● **Task instructions**:
Pick out each line in these entries that contains the string "speech".

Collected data
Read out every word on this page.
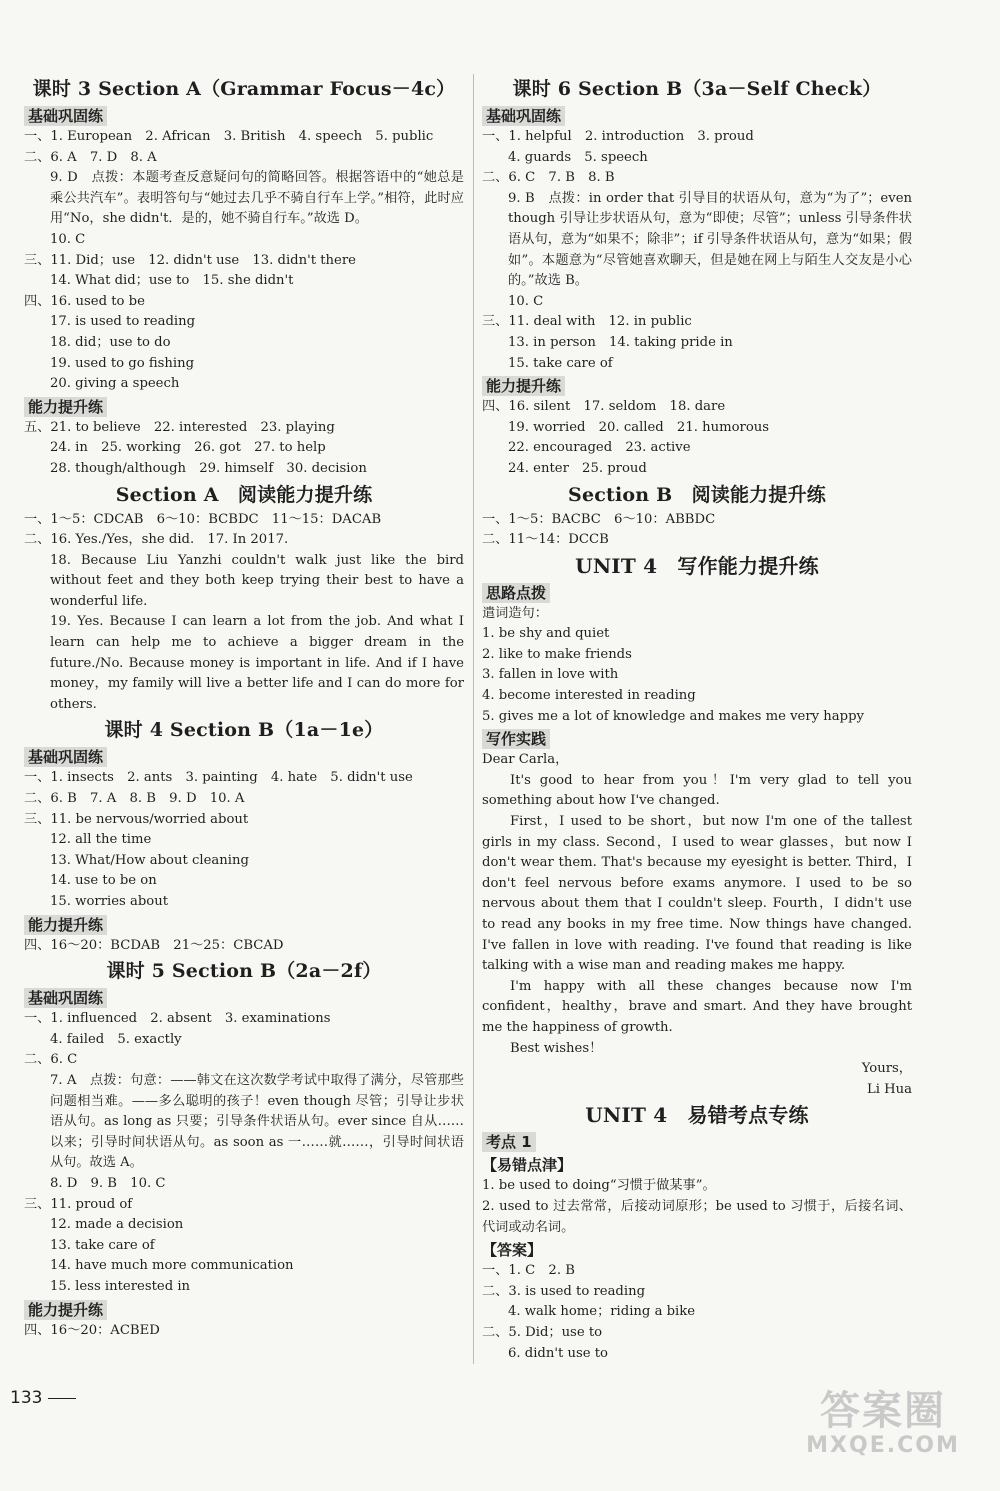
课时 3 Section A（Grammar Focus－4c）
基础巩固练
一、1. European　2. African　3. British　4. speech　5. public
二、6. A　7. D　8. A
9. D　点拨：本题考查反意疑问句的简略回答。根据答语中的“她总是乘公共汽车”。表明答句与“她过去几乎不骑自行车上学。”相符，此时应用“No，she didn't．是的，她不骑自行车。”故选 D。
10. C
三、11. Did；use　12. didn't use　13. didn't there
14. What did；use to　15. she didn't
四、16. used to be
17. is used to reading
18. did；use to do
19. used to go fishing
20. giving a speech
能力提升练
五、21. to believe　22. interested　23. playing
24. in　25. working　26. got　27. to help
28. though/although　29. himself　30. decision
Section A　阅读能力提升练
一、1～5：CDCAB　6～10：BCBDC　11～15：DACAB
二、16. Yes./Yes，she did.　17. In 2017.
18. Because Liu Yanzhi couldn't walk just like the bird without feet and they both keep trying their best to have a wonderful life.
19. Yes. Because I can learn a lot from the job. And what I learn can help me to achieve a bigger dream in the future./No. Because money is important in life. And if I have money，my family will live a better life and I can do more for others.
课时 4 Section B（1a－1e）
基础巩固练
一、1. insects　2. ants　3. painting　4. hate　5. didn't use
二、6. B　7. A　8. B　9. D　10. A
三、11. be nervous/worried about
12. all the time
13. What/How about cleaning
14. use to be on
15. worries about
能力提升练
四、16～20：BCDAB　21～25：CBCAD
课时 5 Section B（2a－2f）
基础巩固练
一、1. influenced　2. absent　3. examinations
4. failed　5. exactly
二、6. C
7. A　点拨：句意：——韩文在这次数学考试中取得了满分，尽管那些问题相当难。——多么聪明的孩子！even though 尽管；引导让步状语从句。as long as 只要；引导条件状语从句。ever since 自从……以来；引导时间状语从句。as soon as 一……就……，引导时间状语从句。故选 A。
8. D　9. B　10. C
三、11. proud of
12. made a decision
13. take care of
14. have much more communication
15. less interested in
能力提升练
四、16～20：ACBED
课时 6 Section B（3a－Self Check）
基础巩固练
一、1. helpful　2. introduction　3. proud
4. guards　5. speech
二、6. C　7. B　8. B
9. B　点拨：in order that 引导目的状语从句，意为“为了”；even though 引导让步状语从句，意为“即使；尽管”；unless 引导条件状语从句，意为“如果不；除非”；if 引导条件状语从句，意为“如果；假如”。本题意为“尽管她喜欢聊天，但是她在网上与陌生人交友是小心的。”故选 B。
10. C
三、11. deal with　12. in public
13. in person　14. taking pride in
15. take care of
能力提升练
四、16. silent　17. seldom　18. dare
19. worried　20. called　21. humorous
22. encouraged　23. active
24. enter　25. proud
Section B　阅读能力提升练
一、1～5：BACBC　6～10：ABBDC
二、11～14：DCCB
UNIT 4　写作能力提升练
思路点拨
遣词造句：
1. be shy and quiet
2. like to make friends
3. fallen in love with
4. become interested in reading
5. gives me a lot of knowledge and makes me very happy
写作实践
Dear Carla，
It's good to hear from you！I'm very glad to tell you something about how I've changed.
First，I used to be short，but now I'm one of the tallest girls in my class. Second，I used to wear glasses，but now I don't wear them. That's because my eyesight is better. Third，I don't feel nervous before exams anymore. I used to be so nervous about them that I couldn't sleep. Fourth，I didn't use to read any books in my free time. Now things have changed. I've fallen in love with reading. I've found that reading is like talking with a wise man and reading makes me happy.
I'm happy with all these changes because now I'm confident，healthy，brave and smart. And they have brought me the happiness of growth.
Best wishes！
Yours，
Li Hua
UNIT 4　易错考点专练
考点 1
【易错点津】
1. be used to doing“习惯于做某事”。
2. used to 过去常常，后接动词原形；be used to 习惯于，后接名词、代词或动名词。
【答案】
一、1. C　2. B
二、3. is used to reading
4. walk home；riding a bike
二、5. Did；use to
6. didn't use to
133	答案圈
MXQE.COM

● **Result**:
一、1. European　2. African　3. British　4. speech　5. public
20. giving a speech
4. guards　5. speech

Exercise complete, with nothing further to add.